== Supplied entries ==
— start —

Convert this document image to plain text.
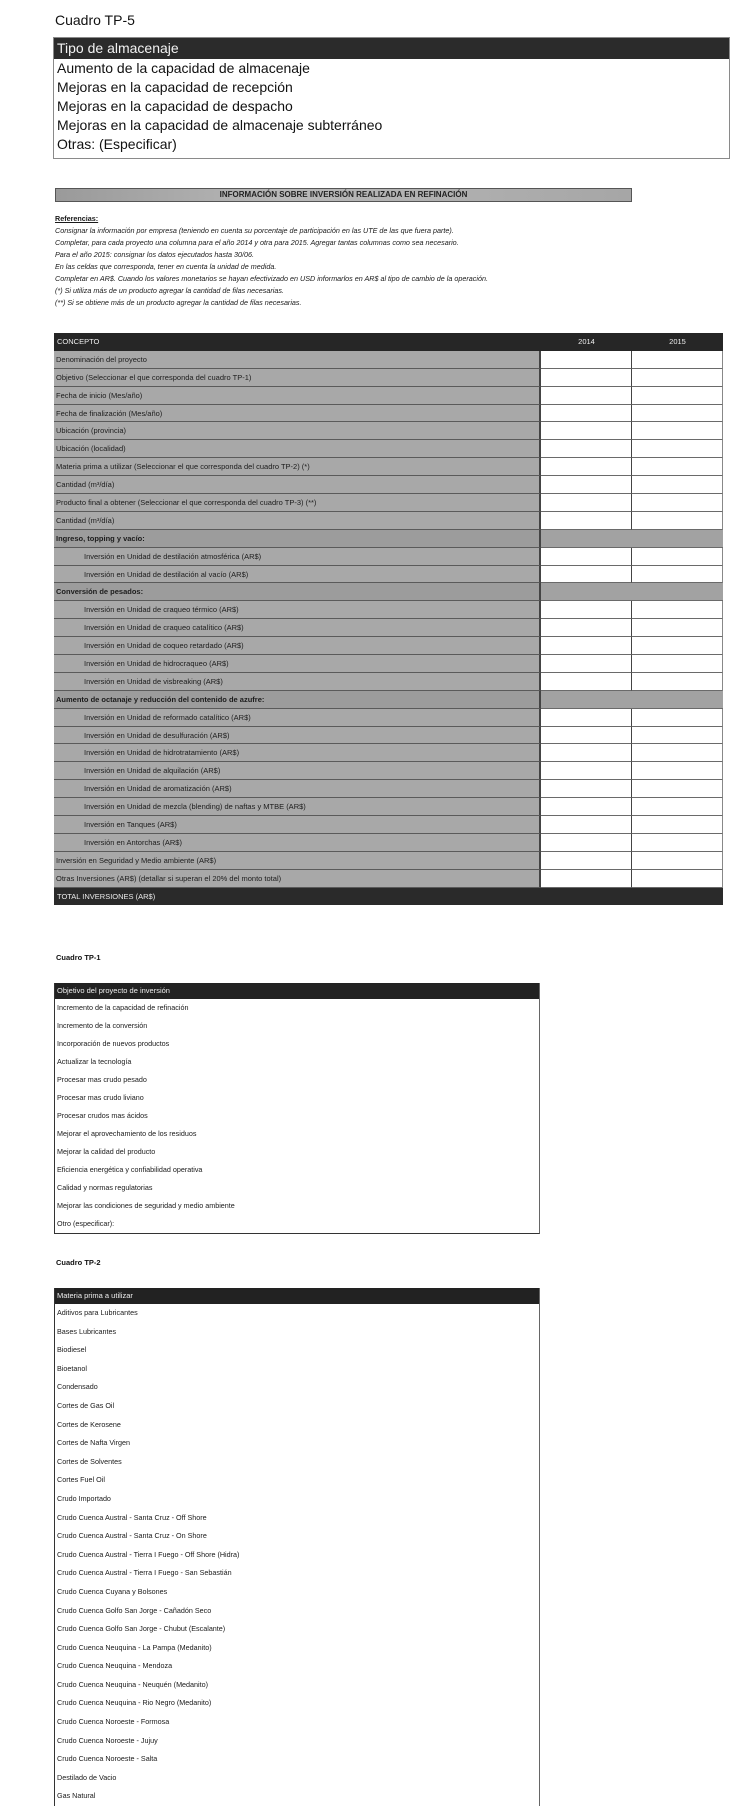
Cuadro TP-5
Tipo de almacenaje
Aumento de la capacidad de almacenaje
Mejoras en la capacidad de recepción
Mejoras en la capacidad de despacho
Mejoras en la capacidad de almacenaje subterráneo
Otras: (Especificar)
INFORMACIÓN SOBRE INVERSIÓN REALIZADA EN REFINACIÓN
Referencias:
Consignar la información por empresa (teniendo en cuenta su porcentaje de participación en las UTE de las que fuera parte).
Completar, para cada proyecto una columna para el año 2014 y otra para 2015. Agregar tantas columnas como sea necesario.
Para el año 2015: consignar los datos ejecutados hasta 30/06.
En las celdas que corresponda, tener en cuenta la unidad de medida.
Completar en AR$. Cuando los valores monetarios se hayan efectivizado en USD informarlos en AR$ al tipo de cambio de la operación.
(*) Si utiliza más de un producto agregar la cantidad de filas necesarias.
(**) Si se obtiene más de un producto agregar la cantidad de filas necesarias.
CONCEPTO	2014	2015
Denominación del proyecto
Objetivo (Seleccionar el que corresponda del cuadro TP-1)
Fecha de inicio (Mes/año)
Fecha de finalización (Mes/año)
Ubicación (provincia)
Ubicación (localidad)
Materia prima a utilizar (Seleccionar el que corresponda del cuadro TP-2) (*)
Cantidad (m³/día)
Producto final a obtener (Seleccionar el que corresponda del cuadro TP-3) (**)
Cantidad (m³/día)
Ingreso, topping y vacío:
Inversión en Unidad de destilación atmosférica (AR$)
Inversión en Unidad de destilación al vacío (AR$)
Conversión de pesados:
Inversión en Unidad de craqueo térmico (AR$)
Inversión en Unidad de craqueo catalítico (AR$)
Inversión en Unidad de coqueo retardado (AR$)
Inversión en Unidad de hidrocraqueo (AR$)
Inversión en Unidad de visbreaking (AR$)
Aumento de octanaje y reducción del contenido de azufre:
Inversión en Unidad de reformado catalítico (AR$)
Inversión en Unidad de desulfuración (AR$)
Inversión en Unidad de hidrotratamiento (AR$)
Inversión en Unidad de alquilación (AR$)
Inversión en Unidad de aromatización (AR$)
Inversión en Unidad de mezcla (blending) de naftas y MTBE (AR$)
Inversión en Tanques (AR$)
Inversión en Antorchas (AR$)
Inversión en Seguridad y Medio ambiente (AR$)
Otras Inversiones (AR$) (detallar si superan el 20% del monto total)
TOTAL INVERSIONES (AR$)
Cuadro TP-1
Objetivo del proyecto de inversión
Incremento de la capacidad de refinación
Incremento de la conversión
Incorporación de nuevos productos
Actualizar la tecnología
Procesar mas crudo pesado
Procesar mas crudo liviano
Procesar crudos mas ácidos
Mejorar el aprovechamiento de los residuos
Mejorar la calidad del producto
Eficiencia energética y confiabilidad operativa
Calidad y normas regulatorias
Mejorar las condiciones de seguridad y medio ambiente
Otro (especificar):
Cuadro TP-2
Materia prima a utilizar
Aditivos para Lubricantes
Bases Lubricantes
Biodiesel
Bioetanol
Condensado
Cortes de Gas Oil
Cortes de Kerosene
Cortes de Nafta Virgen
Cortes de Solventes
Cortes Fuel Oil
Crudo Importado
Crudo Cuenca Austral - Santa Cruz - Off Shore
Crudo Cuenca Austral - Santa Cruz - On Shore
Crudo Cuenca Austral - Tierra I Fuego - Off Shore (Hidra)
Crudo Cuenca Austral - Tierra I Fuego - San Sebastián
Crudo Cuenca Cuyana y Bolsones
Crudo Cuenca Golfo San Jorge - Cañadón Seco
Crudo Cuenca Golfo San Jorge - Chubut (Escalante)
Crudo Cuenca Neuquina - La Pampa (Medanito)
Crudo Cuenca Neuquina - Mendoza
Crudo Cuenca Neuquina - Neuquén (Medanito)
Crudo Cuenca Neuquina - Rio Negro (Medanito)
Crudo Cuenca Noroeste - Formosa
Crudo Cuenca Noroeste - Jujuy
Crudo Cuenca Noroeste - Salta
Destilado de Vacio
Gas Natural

— end —
— start —

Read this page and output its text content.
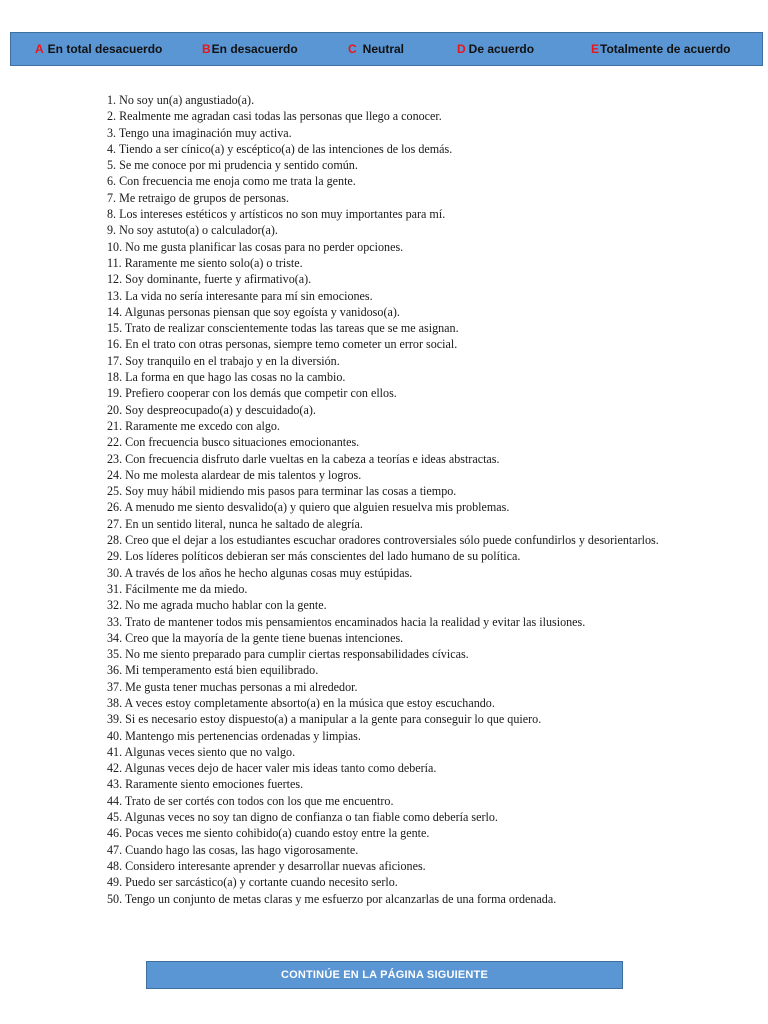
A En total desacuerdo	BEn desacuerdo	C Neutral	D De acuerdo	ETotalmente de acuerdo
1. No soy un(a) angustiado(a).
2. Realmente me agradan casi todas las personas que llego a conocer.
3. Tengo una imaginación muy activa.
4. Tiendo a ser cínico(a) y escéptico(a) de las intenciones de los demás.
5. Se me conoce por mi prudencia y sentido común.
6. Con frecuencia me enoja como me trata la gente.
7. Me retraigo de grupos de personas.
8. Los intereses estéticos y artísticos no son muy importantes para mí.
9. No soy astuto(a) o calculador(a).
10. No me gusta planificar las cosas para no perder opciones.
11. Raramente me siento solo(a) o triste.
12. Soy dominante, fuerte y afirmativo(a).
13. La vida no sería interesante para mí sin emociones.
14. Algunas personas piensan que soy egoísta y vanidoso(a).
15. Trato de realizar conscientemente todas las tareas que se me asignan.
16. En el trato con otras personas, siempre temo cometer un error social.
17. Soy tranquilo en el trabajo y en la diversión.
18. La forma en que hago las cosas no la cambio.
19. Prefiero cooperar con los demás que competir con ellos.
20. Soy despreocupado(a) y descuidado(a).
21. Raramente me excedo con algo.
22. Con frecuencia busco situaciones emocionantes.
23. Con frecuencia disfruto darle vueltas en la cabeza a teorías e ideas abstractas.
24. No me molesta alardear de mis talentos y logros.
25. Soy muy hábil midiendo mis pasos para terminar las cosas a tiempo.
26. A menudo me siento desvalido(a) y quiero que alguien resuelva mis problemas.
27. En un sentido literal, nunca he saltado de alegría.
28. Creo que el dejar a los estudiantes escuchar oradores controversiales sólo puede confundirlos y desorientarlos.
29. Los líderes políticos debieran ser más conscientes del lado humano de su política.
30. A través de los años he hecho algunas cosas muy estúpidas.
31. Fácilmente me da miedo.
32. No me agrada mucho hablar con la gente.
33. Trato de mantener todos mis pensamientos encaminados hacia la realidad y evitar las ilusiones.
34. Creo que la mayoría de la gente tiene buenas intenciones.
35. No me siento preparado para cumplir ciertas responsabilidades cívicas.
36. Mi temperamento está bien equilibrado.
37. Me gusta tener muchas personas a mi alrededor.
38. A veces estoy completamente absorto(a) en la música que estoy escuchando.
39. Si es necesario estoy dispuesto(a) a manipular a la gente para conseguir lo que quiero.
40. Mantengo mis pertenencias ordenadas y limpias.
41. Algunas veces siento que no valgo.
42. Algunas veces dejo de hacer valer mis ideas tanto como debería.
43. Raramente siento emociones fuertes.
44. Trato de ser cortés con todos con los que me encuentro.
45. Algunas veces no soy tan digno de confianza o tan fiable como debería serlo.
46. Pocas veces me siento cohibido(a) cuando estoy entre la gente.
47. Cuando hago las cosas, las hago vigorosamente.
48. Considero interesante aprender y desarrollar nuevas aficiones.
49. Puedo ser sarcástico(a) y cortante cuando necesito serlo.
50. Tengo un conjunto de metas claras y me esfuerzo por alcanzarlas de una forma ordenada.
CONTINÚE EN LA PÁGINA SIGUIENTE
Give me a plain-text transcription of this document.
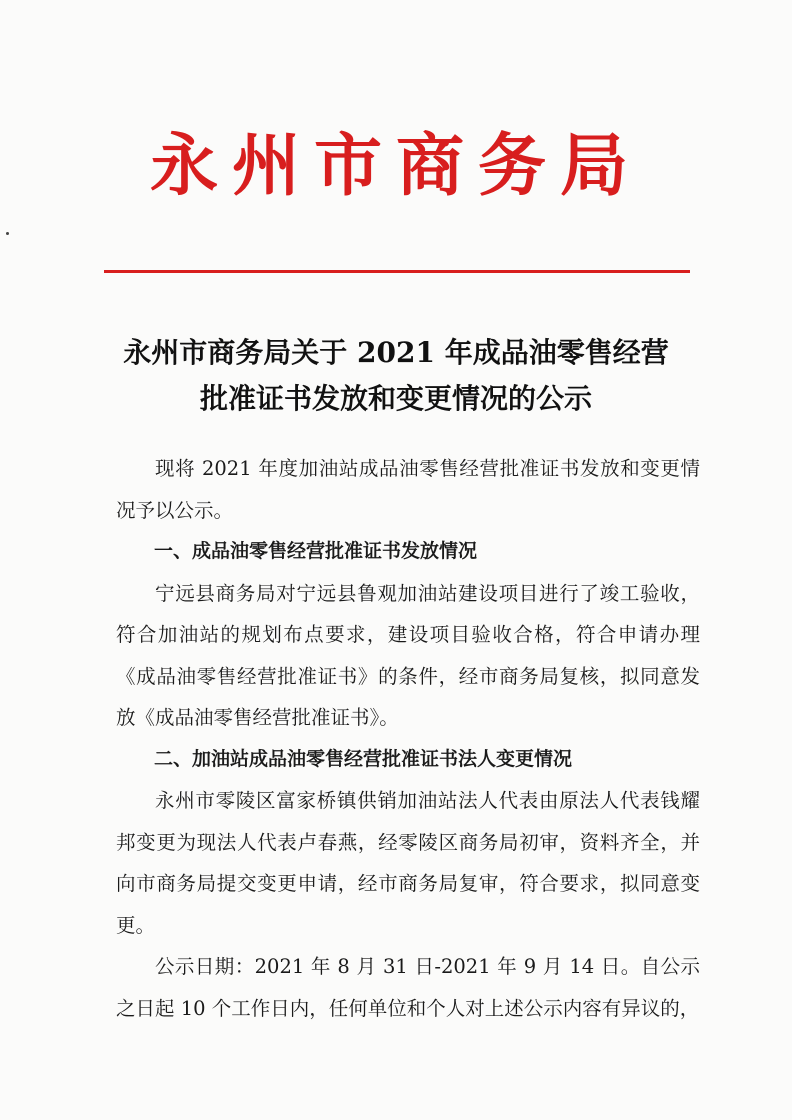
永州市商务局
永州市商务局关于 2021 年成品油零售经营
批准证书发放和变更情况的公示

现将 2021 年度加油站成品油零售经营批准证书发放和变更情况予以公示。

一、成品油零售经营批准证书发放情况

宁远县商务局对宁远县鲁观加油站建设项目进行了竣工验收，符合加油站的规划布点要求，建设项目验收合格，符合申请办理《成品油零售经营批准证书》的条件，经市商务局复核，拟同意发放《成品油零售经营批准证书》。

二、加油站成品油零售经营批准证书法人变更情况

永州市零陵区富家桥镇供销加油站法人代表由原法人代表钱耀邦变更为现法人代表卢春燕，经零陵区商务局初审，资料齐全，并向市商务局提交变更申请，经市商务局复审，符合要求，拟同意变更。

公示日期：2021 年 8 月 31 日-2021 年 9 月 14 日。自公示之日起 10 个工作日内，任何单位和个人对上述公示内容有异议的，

— end —

== Written instruction ==
From the material above, copy each line that includes the word "Cortes".

== Final answer ==
Cortes de Gas Oil
Cortes de Kerosene
Cortes de Nafta Virgen
Cortes de Solventes
Cortes Fuel Oil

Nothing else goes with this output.